Some records:

== == ==

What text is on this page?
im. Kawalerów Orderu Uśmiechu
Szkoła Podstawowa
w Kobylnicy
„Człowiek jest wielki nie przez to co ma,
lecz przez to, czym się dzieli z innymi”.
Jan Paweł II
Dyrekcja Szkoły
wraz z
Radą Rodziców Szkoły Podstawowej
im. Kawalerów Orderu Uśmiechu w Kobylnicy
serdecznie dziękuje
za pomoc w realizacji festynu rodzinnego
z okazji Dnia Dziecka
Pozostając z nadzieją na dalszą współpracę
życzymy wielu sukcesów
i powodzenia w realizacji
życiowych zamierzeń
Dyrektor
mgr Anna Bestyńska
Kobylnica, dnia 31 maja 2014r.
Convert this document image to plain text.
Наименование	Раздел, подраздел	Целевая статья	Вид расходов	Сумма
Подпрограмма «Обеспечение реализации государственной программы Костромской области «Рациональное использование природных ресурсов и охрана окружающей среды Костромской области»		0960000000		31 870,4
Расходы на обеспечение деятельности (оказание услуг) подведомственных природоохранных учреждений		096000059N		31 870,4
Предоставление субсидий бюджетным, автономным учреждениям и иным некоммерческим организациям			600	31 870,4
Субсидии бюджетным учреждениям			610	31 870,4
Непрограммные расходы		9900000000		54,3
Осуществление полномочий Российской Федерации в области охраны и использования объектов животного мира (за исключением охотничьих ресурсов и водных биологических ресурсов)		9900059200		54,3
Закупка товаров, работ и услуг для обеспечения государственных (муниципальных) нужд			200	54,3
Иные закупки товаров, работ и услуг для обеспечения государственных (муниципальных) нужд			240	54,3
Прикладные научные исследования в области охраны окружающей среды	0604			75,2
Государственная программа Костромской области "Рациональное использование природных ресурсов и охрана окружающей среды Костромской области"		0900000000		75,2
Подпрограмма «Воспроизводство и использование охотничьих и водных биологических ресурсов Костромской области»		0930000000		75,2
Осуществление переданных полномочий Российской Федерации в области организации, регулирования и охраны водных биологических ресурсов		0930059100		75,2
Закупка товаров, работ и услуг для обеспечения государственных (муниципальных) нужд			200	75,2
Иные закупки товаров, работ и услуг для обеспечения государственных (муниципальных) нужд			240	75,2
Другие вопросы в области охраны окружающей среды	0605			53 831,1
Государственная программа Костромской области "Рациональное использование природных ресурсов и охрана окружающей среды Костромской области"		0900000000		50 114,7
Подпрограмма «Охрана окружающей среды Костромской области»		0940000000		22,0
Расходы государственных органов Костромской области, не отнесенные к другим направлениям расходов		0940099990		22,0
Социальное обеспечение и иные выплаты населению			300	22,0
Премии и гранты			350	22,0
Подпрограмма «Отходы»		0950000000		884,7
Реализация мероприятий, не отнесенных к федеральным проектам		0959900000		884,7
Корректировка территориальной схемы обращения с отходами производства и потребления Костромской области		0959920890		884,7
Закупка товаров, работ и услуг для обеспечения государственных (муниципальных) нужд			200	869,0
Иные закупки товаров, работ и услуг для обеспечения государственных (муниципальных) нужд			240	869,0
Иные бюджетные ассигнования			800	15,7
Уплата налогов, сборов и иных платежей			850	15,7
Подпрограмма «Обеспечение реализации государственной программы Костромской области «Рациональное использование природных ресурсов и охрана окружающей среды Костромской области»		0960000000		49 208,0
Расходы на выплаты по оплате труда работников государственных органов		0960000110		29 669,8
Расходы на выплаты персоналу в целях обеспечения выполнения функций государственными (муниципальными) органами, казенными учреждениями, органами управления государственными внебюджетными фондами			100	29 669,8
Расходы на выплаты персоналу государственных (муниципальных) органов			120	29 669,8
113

== == ==

Write out the entries in full, exactly as given.

What text is on this page?
im. Kawalerów Orderu Uśmiechu
Szkoła Podstawowa
w Kobylnicy
„Człowiek jest wielki nie przez to co ma,
lecz przez to, czym się dzieli z innymi”.
Jan Paweł II
Dyrekcja Szkoły
wraz z
Radą Rodziców Szkoły Podstawowej
im. Kawalerów Orderu Uśmiechu w Kobylnicy
serdecznie dziękuje
za pomoc w realizacji festynu rodzinnego
z okazji Dnia Dziecka
Pozostając z nadzieją na dalszą współpracę
życzymy wielu sukcesów
i powodzenia w realizacji
życiowych zamierzeń
Dyrektor
mgr Anna Bestyńska
Kobylnica, dnia 31 maja 2014r.
Convert this document image to plain text.
Наименование	Раздел, подраздел	Целевая статья	Вид расходов	Сумма
Подпрограмма «Обеспечение реализации государственной программы Костромской области «Рациональное использование природных ресурсов и охрана окружающей среды Костромской области»		0960000000		31 870,4
Расходы на обеспечение деятельности (оказание услуг) подведомственных природоохранных учреждений		096000059N		31 870,4
Предоставление субсидий бюджетным, автономным учреждениям и иным некоммерческим организациям			600	31 870,4
Субсидии бюджетным учреждениям			610	31 870,4
Непрограммные расходы		9900000000		54,3
Осуществление полномочий Российской Федерации в области охраны и использования объектов животного мира (за исключением охотничьих ресурсов и водных биологических ресурсов)		9900059200		54,3
Закупка товаров, работ и услуг для обеспечения государственных (муниципальных) нужд			200	54,3
Иные закупки товаров, работ и услуг для обеспечения государственных (муниципальных) нужд			240	54,3
Прикладные научные исследования в области охраны окружающей среды	0604			75,2
Государственная программа Костромской области "Рациональное использование природных ресурсов и охрана окружающей среды Костромской области"		0900000000		75,2
Подпрограмма «Воспроизводство и использование охотничьих и водных биологических ресурсов Костромской области»		0930000000		75,2
Осуществление переданных полномочий Российской Федерации в области организации, регулирования и охраны водных биологических ресурсов		0930059100		75,2
Закупка товаров, работ и услуг для обеспечения государственных (муниципальных) нужд			200	75,2
Иные закупки товаров, работ и услуг для обеспечения государственных (муниципальных) нужд			240	75,2
Другие вопросы в области охраны окружающей среды	0605			53 831,1
Государственная программа Костромской области "Рациональное использование природных ресурсов и охрана окружающей среды Костромской области"		0900000000		50 114,7
Подпрограмма «Охрана окружающей среды Костромской области»		0940000000		22,0
Расходы государственных органов Костромской области, не отнесенные к другим направлениям расходов		0940099990		22,0
Социальное обеспечение и иные выплаты населению			300	22,0
Премии и гранты			350	22,0
Подпрограмма «Отходы»		0950000000		884,7
Реализация мероприятий, не отнесенных к федеральным проектам		0959900000		884,7
Корректировка территориальной схемы обращения с отходами производства и потребления Костромской области		0959920890		884,7
Закупка товаров, работ и услуг для обеспечения государственных (муниципальных) нужд			200	869,0
Иные закупки товаров, работ и услуг для обеспечения государственных (муниципальных) нужд			240	869,0
Иные бюджетные ассигнования			800	15,7
Уплата налогов, сборов и иных платежей			850	15,7
Подпрограмма «Обеспечение реализации государственной программы Костромской области «Рациональное использование природных ресурсов и охрана окружающей среды Костромской области»		0960000000		49 208,0
Расходы на выплаты по оплате труда работников государственных органов		0960000110		29 669,8
Расходы на выплаты персоналу в целях обеспечения выполнения функций государственными (муниципальными) органами, казенными учреждениями, органами управления государственными внебюджетными фондами			100	29 669,8
Расходы на выплаты персоналу государственных (муниципальных) органов			120	29 669,8
113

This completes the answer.